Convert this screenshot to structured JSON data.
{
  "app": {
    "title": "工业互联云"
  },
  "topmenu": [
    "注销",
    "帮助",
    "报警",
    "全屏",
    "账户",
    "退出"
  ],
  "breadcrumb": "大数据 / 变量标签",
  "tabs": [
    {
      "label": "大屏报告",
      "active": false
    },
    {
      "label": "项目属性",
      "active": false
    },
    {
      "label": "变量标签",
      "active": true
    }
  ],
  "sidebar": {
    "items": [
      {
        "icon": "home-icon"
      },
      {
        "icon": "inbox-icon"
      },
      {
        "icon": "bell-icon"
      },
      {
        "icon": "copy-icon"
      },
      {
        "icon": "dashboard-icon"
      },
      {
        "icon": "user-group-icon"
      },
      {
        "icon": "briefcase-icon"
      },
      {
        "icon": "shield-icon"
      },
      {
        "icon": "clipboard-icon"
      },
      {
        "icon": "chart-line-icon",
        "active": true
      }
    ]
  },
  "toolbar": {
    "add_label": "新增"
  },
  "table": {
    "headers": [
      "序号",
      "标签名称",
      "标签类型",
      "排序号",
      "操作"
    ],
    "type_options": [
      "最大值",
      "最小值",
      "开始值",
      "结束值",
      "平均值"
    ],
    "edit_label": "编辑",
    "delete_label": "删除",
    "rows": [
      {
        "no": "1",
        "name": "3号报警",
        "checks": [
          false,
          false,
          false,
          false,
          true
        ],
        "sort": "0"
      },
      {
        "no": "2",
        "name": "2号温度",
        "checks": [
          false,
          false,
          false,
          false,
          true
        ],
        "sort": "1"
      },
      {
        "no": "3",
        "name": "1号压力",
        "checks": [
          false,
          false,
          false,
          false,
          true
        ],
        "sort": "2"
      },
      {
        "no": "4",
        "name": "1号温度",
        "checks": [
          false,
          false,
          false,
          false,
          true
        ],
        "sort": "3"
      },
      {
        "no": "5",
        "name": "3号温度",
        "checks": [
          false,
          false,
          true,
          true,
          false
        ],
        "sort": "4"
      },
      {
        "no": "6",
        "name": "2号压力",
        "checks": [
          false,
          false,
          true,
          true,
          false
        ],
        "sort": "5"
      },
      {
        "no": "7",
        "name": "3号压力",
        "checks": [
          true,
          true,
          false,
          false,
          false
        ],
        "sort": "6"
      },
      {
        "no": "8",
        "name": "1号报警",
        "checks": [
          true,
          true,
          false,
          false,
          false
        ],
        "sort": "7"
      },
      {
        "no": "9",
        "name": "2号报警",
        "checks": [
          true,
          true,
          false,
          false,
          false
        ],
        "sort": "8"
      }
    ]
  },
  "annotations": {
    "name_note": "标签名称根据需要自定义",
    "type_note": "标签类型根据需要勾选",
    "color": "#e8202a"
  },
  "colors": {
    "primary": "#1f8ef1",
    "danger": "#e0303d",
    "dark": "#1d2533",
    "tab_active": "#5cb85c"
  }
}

^^^^^^^^^^^^^^^^

Give the entries once more, exactly as they appear.

» CORRECT RESPONSE
Convert this screenshot to structured JSON data.
{
  "app": {
    "title": "工业互联云"
  },
  "topmenu": [
    "注销",
    "帮助",
    "报警",
    "全屏",
    "账户",
    "退出"
  ],
  "breadcrumb": "大数据 / 变量标签",
  "tabs": [
    {
      "label": "大屏报告",
      "active": false
    },
    {
      "label": "项目属性",
      "active": false
    },
    {
      "label": "变量标签",
      "active": true
    }
  ],
  "sidebar": {
    "items": [
      {
        "icon": "home-icon"
      },
      {
        "icon": "inbox-icon"
      },
      {
        "icon": "bell-icon"
      },
      {
        "icon": "copy-icon"
      },
      {
        "icon": "dashboard-icon"
      },
      {
        "icon": "user-group-icon"
      },
      {
        "icon": "briefcase-icon"
      },
      {
        "icon": "shield-icon"
      },
      {
        "icon": "clipboard-icon"
      },
      {
        "icon": "chart-line-icon",
        "active": true
      }
    ]
  },
  "toolbar": {
    "add_label": "新增"
  },
  "table": {
    "headers": [
      "序号",
      "标签名称",
      "标签类型",
      "排序号",
      "操作"
    ],
    "type_options": [
      "最大值",
      "最小值",
      "开始值",
      "结束值",
      "平均值"
    ],
    "edit_label": "编辑",
    "delete_label": "删除",
    "rows": [
      {
        "no": "1",
        "name": "3号报警",
        "checks": [
          false,
          false,
          false,
          false,
          true
        ],
        "sort": "0"
      },
      {
        "no": "2",
        "name": "2号温度",
        "checks": [
          false,
          false,
          false,
          false,
          true
        ],
        "sort": "1"
      },
      {
        "no": "3",
        "name": "1号压力",
        "checks": [
          false,
          false,
          false,
          false,
          true
        ],
        "sort": "2"
      },
      {
        "no": "4",
        "name": "1号温度",
        "checks": [
          false,
          false,
          false,
          false,
          true
        ],
        "sort": "3"
      },
      {
        "no": "5",
        "name": "3号温度",
        "checks": [
          false,
          false,
          true,
          true,
          false
        ],
        "sort": "4"
      },
      {
        "no": "6",
        "name": "2号压力",
        "checks": [
          false,
          false,
          true,
          true,
          false
        ],
        "sort": "5"
      },
      {
        "no": "7",
        "name": "3号压力",
        "checks": [
          true,
          true,
          false,
          false,
          false
        ],
        "sort": "6"
      },
      {
        "no": "8",
        "name": "1号报警",
        "checks": [
          true,
          true,
          false,
          false,
          false
        ],
        "sort": "7"
      },
      {
        "no": "9",
        "name": "2号报警",
        "checks": [
          true,
          true,
          false,
          false,
          false
        ],
        "sort": "8"
      }
    ]
  },
  "annotations": {
    "name_note": "标签名称根据需要自定义",
    "type_note": "标签类型根据需要勾选",
    "color": "#e8202a"
  },
  "colors": {
    "primary": "#1f8ef1",
    "danger": "#e0303d",
    "dark": "#1d2533",
    "tab_active": "#5cb85c"
  }
}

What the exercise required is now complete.